Aislado del mundo, el gobierno reorientó las herramientas heredadas mediante el llamado “Primer Plan Quinquenal” para redistribuir los ingresos agrícolas a la industria y de allí, a los trabajadores. Una gran junta reguladora, el Instituto para la Promoción del Intercambio, compraba todo el cereal y lo exportaba, reteniendo la diferencia para financiar la industria mediante el Banco Central, nacionalizado junto con toda la banca. La industria también contaba con la protección de los controles de cambio y un mercado interno cautivo: sus propios obreros. A diferencia del bienestarismo europeo, que redistribuía la riqueza mediante impuestos y subsidios, el justicialismo inyectaba riqueza directamente en los salarios desenganchados de la productividad. En 1948 el 53 % del PBI fue para los trabajadores, que desde entonces no serían tan “baratos, complacientes y voluntariosos”. Esto último, sin embargo, fue casi un efecto no buscado. El proyecto peronista tenía la intención clara de disciplinar a los trabajadores al tiempo que los incluía en el consumo. Una de las muestras más elocuentes de esa voluntad fue la “cibernología biopolítica”, tal como llamó el ministro de Salud Ramón Carrillo a su proyecto nunca publicado de “fijar una política biológica con el potencial humano, para cuidarlo y mejorarlo” y de combatir la “entropía social” con medios que iban desde la vieja eugenesia hasta el empleo de técnicas de guerra psicológica en tiempos de paz.
La segunda vía de redistribución fue la inflación. El gobierno aumentó la cantidad de dinero circulante confiando en que los aumentos salariales fueran siempre por delante de los precios, al tiempo que mantenía las rentas congeladas por ley. En 1949 la inflación alcanzó un 30 %, pero en una economía cerrada las personas no tenían referencias para distinguir entre el valor nominal y real del dinero.

(Material de entrada)
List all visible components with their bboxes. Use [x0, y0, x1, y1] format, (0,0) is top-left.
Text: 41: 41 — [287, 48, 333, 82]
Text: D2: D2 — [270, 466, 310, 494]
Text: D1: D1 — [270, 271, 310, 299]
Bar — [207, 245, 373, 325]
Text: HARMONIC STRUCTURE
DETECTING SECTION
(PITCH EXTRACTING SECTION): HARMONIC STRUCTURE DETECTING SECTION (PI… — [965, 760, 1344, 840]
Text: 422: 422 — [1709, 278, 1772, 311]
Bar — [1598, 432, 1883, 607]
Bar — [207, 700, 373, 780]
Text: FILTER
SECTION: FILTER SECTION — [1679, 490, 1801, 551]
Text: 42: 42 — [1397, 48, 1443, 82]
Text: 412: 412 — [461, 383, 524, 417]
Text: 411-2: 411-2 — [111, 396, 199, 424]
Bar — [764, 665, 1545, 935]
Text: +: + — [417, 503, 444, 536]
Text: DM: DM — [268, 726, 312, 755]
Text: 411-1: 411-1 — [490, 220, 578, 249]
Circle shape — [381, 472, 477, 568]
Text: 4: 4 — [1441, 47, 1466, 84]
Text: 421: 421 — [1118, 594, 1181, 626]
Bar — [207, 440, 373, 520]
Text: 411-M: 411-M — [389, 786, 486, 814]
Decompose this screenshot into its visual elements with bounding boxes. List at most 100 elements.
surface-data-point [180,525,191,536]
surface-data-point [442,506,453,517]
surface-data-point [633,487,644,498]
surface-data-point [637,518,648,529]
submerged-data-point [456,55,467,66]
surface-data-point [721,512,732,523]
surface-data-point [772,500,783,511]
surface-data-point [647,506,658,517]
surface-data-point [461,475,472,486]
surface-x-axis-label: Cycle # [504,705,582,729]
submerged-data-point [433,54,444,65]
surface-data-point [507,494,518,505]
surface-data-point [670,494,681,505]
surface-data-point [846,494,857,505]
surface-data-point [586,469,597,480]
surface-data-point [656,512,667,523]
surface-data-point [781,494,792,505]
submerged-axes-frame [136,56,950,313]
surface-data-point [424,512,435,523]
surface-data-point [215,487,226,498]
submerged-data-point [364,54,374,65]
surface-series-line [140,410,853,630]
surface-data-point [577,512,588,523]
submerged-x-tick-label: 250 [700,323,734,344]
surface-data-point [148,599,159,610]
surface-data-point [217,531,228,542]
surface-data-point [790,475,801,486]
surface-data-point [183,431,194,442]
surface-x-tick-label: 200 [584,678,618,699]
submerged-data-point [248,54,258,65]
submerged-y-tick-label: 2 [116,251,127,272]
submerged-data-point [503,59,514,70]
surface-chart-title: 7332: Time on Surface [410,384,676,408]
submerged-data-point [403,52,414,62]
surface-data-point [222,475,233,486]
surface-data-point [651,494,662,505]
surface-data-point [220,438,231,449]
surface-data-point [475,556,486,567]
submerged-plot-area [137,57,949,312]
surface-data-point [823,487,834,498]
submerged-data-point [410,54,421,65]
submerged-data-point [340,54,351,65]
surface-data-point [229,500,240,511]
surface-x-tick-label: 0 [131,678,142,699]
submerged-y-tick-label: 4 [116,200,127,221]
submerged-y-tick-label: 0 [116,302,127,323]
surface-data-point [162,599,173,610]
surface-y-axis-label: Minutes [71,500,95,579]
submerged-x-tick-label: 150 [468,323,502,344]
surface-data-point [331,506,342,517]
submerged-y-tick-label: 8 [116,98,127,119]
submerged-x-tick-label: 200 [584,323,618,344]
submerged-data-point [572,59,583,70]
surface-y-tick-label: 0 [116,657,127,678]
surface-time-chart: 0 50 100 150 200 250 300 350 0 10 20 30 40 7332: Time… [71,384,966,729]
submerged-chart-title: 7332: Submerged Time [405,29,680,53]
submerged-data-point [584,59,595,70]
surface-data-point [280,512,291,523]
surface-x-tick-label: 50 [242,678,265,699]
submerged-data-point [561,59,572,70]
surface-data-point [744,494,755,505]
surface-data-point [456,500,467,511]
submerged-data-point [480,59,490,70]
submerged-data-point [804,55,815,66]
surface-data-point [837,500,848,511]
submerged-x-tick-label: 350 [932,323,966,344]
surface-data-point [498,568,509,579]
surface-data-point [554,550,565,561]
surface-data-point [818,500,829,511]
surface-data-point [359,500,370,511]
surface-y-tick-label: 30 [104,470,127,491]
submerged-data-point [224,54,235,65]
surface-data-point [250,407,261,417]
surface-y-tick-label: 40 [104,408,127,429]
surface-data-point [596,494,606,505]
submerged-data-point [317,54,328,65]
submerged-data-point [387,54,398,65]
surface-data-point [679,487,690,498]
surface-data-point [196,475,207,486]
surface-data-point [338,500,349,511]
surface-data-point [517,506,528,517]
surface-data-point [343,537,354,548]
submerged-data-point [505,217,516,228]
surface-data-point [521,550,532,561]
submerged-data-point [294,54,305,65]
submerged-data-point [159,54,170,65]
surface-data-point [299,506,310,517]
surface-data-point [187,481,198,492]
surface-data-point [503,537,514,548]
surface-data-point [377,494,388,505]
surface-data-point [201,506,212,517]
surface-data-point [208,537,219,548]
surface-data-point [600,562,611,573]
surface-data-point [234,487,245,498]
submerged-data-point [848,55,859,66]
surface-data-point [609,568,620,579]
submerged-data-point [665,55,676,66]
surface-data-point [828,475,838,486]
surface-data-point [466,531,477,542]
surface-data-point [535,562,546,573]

(Consignas)
(1) Según el fragmento sobre la economía peronista, ¿qué porcentaje del PBI fue para los trabajadores en 1948?
(2) Convierte en una lista breve el párrafo del fragmento sobre la economía peronista que empieza con "La segunda vía de redistribución", sin perder sus datos principales.
(3) Prosigue el fragmento sobre la economía peronista a partir de su última oración.

(Respuestas)
(1) El 53 %.

(2)
- La inflación fue la segunda vía de redistribución.
- El gobierno aumentó el dinero circulante, confiando en que los salarios subieran siempre por delante de los precios.
- Las rentas se mantuvieron congeladas por ley.
- En 1949 la inflación llegó al 30 %.
- En una economía cerrada, la gente no tenía referencias para distinguir entre el valor nominal y el real del dinero.

(3)
Para sostener esa redistribución había que incorporar riqueza por algún lado. El peronismo confiaba en que la “gran rueda” agroexportadora de Pinedo moviera todo el resto. Pero estaba pinchada: al estancamiento que el sector arrastraba desde la guerra se le sumó la falta de incentivos a la inversión, y el volumen exportado era inferior al de 1935. Y no había rueda de repuesto. Por otro lado, la infraestructura iba quedando chica para el consumo creciente. El gobierno construyó el primer gasoducto del país, que unía Comodoro Rivadavia con Buenos Aires, además de construir varias centrales hidroeléctricas, y las exploraciones petroleras aumentaron la producción un 42 %. Pero esas inversiones corrían muy por detrás del consumo y otra vez hubo que importar combustibles. La industrialización dispersa y la redistribución del ingreso sin aumento de la productividad esparcían riqueza por toda la economía en lugar de concentrarla en puntos claves. El proyecto para construir una siderúrgica estatal, por ejemplo, se aprobó en 1947 pero no recibió un centavo de la bonanza peronista. Pronto hubo escasez de energía, lo que afectó la productividad y la balanza comercial, lo que disparó la inflación, que en 1951 le ganó a los salarios. El peronismo había proyectado “un pequeño país de hombres felices”, es decir, microeconomías piponas en una macroeconomía anémica. Ahora tenía que ajustar uno de los términos: o no tan pequeño o no tan felices.